Find each line with the string "JSON" and copy it.
═════ Records for this exercise ═════
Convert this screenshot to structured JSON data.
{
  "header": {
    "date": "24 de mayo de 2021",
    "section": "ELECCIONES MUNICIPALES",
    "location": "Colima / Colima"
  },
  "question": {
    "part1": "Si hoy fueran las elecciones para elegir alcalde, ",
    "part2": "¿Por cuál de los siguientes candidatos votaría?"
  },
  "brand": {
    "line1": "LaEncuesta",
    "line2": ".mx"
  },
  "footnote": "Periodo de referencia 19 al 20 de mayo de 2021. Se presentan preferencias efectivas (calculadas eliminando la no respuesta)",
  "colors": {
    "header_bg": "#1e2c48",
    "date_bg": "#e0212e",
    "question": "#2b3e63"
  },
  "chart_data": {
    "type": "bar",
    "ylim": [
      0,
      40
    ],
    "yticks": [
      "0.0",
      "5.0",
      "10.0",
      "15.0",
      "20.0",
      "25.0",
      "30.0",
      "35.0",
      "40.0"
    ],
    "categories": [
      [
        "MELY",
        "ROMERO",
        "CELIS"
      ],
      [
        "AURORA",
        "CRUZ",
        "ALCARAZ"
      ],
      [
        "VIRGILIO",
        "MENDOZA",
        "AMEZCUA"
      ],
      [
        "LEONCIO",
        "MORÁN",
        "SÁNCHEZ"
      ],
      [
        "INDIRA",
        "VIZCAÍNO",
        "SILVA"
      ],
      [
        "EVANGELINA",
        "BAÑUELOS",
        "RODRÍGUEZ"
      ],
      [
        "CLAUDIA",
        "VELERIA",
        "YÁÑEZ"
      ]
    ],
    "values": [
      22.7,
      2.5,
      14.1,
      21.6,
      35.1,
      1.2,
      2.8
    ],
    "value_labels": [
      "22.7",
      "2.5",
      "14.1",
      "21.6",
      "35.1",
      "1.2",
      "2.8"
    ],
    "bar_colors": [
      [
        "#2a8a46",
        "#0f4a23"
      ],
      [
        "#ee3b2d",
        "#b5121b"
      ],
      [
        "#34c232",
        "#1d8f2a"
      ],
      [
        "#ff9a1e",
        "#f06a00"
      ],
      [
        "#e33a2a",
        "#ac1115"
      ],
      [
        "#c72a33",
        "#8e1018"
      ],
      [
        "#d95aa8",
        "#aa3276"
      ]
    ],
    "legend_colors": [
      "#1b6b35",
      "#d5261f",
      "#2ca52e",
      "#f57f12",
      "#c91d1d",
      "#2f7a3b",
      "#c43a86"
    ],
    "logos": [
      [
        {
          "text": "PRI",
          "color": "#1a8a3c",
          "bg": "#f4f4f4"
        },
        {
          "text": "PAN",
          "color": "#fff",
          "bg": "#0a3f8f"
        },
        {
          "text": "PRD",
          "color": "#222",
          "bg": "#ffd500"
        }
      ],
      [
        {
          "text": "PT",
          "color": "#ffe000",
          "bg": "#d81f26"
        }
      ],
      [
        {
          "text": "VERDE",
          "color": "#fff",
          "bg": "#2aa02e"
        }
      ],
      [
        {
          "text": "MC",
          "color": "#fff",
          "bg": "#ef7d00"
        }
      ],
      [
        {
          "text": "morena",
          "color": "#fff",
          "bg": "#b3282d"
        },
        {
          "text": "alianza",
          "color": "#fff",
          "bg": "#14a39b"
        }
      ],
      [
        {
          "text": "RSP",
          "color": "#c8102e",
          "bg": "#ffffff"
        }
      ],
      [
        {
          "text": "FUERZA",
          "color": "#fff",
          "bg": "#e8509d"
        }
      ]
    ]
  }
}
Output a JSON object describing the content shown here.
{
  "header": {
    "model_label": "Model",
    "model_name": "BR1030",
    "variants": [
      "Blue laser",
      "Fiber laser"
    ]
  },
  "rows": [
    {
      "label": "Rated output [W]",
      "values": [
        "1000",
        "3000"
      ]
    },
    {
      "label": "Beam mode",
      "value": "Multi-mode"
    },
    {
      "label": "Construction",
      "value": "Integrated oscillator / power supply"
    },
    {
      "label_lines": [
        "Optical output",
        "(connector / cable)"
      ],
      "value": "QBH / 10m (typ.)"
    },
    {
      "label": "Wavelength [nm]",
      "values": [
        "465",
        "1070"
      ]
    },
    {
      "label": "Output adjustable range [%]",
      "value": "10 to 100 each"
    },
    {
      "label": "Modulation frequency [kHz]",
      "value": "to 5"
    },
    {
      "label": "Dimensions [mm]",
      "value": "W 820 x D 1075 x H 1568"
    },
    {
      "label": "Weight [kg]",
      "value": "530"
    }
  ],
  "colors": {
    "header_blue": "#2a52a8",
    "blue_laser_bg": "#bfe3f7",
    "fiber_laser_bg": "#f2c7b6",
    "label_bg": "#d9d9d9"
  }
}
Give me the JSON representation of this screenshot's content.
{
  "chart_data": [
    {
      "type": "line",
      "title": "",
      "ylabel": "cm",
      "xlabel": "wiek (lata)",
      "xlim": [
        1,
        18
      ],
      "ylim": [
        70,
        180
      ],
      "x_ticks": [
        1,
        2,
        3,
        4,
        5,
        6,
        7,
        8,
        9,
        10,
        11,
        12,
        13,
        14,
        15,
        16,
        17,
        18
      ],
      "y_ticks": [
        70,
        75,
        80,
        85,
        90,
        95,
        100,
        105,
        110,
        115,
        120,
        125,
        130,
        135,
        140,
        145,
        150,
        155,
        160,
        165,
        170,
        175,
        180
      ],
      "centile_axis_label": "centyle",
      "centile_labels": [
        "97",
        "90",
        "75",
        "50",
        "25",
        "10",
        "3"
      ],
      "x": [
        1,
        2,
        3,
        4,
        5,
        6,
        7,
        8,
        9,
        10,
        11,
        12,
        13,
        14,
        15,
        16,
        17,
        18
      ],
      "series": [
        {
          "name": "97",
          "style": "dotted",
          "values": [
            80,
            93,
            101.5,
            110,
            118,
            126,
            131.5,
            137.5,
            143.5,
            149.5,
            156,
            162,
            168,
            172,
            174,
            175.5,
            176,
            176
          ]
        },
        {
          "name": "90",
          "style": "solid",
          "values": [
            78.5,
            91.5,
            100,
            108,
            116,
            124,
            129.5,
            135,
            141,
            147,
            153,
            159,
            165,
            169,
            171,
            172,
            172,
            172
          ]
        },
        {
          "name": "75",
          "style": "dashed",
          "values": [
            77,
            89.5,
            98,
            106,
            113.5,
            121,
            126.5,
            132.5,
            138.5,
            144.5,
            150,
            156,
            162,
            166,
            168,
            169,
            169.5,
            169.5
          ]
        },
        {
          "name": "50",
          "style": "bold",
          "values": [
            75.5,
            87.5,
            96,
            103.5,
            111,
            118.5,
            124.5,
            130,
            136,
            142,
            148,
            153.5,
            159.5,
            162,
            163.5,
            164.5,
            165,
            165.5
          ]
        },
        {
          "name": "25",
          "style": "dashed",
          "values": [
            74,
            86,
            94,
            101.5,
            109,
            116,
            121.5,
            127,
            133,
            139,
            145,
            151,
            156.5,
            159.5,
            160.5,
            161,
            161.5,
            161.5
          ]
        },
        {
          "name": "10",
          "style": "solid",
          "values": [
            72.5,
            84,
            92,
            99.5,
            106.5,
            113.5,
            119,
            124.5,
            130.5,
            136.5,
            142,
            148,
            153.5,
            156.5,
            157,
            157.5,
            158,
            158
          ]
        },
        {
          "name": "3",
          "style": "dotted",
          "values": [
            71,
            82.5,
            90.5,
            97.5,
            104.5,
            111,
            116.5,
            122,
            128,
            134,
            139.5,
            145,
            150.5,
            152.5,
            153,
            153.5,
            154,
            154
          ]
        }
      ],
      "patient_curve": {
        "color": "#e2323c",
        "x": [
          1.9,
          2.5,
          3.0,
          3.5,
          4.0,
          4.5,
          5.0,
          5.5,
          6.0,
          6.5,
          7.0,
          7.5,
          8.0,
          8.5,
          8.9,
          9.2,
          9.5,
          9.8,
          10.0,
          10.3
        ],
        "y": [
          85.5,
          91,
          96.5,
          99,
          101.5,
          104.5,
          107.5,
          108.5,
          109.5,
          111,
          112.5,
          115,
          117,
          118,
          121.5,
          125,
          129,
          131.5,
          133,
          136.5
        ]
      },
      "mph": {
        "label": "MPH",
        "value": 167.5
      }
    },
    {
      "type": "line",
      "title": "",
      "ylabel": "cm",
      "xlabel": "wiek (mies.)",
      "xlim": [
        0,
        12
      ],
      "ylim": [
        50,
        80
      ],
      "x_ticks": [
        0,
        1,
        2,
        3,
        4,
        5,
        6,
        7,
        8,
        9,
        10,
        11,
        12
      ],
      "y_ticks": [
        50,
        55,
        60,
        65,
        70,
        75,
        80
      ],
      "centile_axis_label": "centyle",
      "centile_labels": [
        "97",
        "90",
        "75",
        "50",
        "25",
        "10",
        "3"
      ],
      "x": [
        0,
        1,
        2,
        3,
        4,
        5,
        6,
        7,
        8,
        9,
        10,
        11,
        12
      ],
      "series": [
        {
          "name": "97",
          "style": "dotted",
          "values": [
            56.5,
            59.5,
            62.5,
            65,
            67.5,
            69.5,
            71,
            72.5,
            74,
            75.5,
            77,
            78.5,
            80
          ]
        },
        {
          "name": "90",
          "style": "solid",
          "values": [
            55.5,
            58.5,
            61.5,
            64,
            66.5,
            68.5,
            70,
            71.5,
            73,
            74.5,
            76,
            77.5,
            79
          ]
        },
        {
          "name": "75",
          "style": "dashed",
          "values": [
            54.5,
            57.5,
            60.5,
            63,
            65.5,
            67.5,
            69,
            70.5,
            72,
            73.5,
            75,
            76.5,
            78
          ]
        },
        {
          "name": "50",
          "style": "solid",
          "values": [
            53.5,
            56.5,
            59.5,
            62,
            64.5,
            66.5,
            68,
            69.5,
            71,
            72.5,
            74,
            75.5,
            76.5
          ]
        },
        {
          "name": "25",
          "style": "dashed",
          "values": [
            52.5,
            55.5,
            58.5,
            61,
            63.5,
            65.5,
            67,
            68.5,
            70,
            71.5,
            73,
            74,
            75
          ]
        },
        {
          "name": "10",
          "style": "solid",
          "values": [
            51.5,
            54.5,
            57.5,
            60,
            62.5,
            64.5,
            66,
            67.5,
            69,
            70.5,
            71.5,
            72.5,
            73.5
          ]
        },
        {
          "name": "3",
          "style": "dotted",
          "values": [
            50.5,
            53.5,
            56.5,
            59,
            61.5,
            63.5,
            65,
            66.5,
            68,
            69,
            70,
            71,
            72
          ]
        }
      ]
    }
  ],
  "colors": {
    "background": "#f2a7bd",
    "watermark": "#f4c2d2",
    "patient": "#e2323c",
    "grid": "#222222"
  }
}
═════
Solution for this problem:
Convert this screenshot to structured JSON data.
Output a JSON object describing the content shown here.
Give me the JSON representation of this screenshot's content.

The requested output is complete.